►

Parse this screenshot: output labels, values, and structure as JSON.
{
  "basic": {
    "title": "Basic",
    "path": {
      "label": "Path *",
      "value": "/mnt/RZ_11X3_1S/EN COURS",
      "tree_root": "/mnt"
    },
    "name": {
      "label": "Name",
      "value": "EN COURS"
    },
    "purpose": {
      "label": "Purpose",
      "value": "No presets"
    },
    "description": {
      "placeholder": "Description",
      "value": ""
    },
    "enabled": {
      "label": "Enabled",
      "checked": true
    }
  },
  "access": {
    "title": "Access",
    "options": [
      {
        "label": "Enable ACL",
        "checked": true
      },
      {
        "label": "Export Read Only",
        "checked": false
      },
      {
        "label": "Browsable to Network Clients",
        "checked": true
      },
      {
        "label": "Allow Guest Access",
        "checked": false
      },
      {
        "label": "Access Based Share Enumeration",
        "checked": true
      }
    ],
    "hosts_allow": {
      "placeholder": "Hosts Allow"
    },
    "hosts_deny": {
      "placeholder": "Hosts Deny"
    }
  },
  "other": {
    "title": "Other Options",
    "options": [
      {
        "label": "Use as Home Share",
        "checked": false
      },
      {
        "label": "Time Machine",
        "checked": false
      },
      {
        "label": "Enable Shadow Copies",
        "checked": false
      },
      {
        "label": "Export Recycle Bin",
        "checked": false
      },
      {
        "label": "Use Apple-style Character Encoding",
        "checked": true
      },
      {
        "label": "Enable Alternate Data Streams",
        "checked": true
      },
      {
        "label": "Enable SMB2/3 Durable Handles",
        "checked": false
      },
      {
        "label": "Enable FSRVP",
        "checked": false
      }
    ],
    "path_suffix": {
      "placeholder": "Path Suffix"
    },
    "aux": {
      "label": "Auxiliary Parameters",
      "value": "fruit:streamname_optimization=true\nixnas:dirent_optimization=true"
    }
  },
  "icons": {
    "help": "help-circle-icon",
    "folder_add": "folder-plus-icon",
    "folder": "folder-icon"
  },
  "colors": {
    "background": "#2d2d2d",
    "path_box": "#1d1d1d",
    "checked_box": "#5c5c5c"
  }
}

◄

**EXERCISE BRIEF**
Above are the records; retype every one exactly.

**ANSWER FOR THIS EXERCISE**
Parse this screenshot: output labels, values, and structure as JSON.
{
  "basic": {
    "title": "Basic",
    "path": {
      "label": "Path *",
      "value": "/mnt/RZ_11X3_1S/EN COURS",
      "tree_root": "/mnt"
    },
    "name": {
      "label": "Name",
      "value": "EN COURS"
    },
    "purpose": {
      "label": "Purpose",
      "value": "No presets"
    },
    "description": {
      "placeholder": "Description",
      "value": ""
    },
    "enabled": {
      "label": "Enabled",
      "checked": true
    }
  },
  "access": {
    "title": "Access",
    "options": [
      {
        "label": "Enable ACL",
        "checked": true
      },
      {
        "label": "Export Read Only",
        "checked": false
      },
      {
        "label": "Browsable to Network Clients",
        "checked": true
      },
      {
        "label": "Allow Guest Access",
        "checked": false
      },
      {
        "label": "Access Based Share Enumeration",
        "checked": true
      }
    ],
    "hosts_allow": {
      "placeholder": "Hosts Allow"
    },
    "hosts_deny": {
      "placeholder": "Hosts Deny"
    }
  },
  "other": {
    "title": "Other Options",
    "options": [
      {
        "label": "Use as Home Share",
        "checked": false
      },
      {
        "label": "Time Machine",
        "checked": false
      },
      {
        "label": "Enable Shadow Copies",
        "checked": false
      },
      {
        "label": "Export Recycle Bin",
        "checked": false
      },
      {
        "label": "Use Apple-style Character Encoding",
        "checked": true
      },
      {
        "label": "Enable Alternate Data Streams",
        "checked": true
      },
      {
        "label": "Enable SMB2/3 Durable Handles",
        "checked": false
      },
      {
        "label": "Enable FSRVP",
        "checked": false
      }
    ],
    "path_suffix": {
      "placeholder": "Path Suffix"
    },
    "aux": {
      "label": "Auxiliary Parameters",
      "value": "fruit:streamname_optimization=true\nixnas:dirent_optimization=true"
    }
  },
  "icons": {
    "help": "help-circle-icon",
    "folder_add": "folder-plus-icon",
    "folder": "folder-icon"
  },
  "colors": {
    "background": "#2d2d2d",
    "path_box": "#1d1d1d",
    "checked_box": "#5c5c5c"
  }
}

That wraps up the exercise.